■ What is needed:
Transcribe the material below exactly as it appears.

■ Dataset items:
▼▼▼
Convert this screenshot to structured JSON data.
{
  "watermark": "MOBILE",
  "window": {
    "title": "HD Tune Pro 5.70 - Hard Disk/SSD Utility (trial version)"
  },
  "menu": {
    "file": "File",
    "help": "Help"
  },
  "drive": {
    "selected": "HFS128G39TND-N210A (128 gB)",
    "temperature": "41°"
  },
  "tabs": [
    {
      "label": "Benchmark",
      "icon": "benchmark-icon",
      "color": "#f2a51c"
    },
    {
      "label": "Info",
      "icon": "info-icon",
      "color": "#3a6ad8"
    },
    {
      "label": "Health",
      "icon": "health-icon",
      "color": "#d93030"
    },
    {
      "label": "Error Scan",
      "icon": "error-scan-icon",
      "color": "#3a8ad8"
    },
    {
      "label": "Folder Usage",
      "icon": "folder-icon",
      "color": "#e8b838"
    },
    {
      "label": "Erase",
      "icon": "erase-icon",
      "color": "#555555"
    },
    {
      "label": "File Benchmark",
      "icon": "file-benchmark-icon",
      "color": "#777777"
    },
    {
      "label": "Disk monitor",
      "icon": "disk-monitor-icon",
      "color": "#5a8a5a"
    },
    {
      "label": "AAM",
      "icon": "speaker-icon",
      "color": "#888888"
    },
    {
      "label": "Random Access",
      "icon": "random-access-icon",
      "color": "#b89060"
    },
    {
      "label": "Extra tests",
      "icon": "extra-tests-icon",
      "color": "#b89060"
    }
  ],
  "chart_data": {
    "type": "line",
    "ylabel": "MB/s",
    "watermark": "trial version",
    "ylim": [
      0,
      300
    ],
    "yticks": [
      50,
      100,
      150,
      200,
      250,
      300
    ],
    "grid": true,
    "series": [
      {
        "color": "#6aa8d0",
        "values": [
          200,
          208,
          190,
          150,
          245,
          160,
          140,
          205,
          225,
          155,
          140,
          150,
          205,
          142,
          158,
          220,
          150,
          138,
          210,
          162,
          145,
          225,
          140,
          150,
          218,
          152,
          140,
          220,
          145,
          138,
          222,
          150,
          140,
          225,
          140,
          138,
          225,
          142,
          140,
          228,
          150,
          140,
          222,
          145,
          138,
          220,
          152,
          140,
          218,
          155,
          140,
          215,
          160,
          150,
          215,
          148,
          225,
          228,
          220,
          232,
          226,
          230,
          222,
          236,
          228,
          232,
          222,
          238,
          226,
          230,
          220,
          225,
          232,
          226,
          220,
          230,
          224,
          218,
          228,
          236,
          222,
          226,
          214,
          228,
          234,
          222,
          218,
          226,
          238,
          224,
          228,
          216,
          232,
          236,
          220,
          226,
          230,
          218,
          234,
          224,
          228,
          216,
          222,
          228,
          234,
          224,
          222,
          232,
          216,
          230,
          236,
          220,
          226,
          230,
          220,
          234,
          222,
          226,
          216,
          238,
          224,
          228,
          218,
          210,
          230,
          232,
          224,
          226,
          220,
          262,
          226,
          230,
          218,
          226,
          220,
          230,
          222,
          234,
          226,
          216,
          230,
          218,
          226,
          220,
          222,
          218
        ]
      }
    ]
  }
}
▲▲▲
■ Solution for this exercise:
Convert this screenshot to structured JSON data.
{
  "watermark": "MOBILE",
  "window": {
    "title": "HD Tune Pro 5.70 - Hard Disk/SSD Utility (trial version)"
  },
  "menu": {
    "file": "File",
    "help": "Help"
  },
  "drive": {
    "selected": "HFS128G39TND-N210A (128 gB)",
    "temperature": "41°"
  },
  "tabs": [
    {
      "label": "Benchmark",
      "icon": "benchmark-icon",
      "color": "#f2a51c"
    },
    {
      "label": "Info",
      "icon": "info-icon",
      "color": "#3a6ad8"
    },
    {
      "label": "Health",
      "icon": "health-icon",
      "color": "#d93030"
    },
    {
      "label": "Error Scan",
      "icon": "error-scan-icon",
      "color": "#3a8ad8"
    },
    {
      "label": "Folder Usage",
      "icon": "folder-icon",
      "color": "#e8b838"
    },
    {
      "label": "Erase",
      "icon": "erase-icon",
      "color": "#555555"
    },
    {
      "label": "File Benchmark",
      "icon": "file-benchmark-icon",
      "color": "#777777"
    },
    {
      "label": "Disk monitor",
      "icon": "disk-monitor-icon",
      "color": "#5a8a5a"
    },
    {
      "label": "AAM",
      "icon": "speaker-icon",
      "color": "#888888"
    },
    {
      "label": "Random Access",
      "icon": "random-access-icon",
      "color": "#b89060"
    },
    {
      "label": "Extra tests",
      "icon": "extra-tests-icon",
      "color": "#b89060"
    }
  ],
  "chart_data": {
    "type": "line",
    "ylabel": "MB/s",
    "watermark": "trial version",
    "ylim": [
      0,
      300
    ],
    "yticks": [
      50,
      100,
      150,
      200,
      250,
      300
    ],
    "grid": true,
    "series": [
      {
        "color": "#6aa8d0",
        "values": [
          200,
          208,
          190,
          150,
          245,
          160,
          140,
          205,
          225,
          155,
          140,
          150,
          205,
          142,
          158,
          220,
          150,
          138,
          210,
          162,
          145,
          225,
          140,
          150,
          218,
          152,
          140,
          220,
          145,
          138,
          222,
          150,
          140,
          225,
          140,
          138,
          225,
          142,
          140,
          228,
          150,
          140,
          222,
          145,
          138,
          220,
          152,
          140,
          218,
          155,
          140,
          215,
          160,
          150,
          215,
          148,
          225,
          228,
          220,
          232,
          226,
          230,
          222,
          236,
          228,
          232,
          222,
          238,
          226,
          230,
          220,
          225,
          232,
          226,
          220,
          230,
          224,
          218,
          228,
          236,
          222,
          226,
          214,
          228,
          234,
          222,
          218,
          226,
          238,
          224,
          228,
          216,
          232,
          236,
          220,
          226,
          230,
          218,
          234,
          224,
          228,
          216,
          222,
          228,
          234,
          224,
          222,
          232,
          216,
          230,
          236,
          220,
          226,
          230,
          220,
          234,
          222,
          226,
          216,
          238,
          224,
          228,
          218,
          210,
          230,
          232,
          224,
          226,
          220,
          262,
          226,
          230,
          218,
          226,
          220,
          230,
          222,
          234,
          226,
          216,
          230,
          218,
          226,
          220,
          222,
          218
        ]
      }
    ]
  }
}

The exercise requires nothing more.